WHAT YOU SHOULD DO>
Show every line of the records below that contains the word "JSON".

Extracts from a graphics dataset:
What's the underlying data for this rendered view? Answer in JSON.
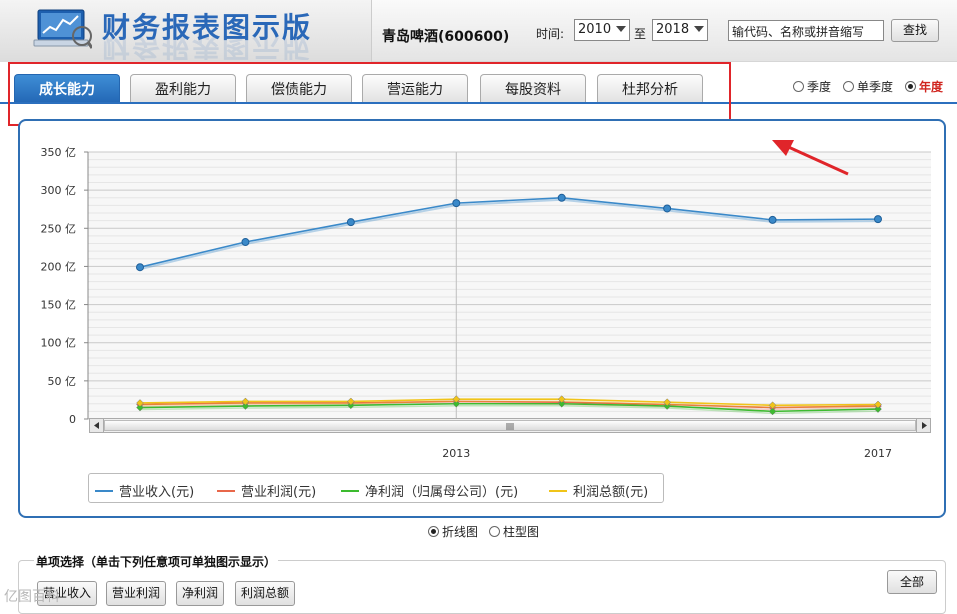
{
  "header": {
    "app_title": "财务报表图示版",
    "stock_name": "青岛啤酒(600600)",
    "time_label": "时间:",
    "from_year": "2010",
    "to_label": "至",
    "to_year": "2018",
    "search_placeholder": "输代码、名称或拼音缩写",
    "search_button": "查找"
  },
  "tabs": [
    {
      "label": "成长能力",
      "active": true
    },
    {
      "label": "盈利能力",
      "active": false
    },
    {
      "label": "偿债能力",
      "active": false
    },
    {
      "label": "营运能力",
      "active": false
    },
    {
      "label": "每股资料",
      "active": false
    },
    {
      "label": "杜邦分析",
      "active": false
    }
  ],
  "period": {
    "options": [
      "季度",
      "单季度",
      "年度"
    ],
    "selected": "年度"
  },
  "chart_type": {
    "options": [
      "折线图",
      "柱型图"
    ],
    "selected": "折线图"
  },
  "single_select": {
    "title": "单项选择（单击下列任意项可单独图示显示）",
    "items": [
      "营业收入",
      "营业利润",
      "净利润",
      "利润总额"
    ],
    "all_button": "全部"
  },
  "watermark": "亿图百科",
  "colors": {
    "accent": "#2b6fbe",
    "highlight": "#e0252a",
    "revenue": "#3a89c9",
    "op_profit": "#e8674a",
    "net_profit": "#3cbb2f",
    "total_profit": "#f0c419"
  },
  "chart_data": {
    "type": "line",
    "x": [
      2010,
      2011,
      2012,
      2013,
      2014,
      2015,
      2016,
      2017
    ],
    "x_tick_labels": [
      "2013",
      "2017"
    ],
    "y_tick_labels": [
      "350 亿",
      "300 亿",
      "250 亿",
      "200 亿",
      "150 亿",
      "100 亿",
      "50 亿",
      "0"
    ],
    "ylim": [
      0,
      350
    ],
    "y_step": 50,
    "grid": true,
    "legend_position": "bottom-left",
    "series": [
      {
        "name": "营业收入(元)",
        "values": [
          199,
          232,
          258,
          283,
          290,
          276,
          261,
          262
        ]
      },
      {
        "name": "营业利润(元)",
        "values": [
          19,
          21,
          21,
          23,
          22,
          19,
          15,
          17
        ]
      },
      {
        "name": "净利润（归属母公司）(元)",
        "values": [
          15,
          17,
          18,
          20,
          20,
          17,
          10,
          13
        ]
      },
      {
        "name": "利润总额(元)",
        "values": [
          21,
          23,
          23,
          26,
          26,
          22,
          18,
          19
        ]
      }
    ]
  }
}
==
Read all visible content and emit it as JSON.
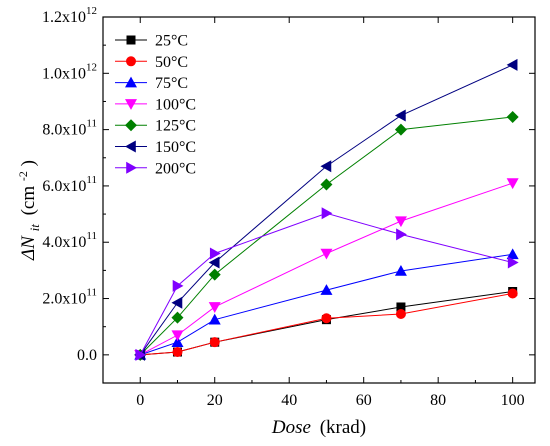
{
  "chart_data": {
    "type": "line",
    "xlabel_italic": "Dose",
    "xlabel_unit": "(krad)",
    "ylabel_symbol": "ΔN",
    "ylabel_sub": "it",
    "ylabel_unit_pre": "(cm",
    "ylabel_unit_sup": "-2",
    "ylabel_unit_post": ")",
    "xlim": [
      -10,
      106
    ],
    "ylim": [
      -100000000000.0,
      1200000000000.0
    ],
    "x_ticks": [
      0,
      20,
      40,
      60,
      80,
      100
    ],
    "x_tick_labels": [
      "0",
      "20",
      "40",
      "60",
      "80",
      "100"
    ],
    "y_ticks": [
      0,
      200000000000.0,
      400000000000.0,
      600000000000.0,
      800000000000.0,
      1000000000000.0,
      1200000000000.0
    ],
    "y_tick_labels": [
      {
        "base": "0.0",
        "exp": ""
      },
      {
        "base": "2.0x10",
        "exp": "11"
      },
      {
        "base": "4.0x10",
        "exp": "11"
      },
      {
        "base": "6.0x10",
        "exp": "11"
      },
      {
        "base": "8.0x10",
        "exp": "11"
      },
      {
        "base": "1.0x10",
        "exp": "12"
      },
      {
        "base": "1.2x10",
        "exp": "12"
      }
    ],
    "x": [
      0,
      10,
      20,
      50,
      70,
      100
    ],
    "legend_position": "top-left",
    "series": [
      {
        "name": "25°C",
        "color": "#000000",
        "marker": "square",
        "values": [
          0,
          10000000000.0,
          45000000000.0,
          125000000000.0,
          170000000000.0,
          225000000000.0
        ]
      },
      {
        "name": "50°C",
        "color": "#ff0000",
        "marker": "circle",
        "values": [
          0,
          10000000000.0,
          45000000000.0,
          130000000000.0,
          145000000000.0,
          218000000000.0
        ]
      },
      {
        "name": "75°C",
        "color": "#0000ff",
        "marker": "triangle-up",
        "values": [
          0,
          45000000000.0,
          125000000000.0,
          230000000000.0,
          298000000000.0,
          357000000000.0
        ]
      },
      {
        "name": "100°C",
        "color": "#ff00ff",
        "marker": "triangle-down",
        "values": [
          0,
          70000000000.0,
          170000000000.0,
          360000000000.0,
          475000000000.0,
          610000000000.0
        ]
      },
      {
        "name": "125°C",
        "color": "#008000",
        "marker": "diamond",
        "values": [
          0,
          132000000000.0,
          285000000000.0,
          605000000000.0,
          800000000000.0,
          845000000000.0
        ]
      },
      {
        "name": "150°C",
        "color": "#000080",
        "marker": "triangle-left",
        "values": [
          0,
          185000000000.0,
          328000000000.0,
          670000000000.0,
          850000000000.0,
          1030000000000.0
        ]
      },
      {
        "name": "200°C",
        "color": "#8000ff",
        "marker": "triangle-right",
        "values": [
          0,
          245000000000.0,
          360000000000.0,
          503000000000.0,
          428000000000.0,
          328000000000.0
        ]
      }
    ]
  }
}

WRITTEN RESPONSE>
What's the underlying data for this rendered view? Answer in JSON.
Read all visible content and emit it as JSON.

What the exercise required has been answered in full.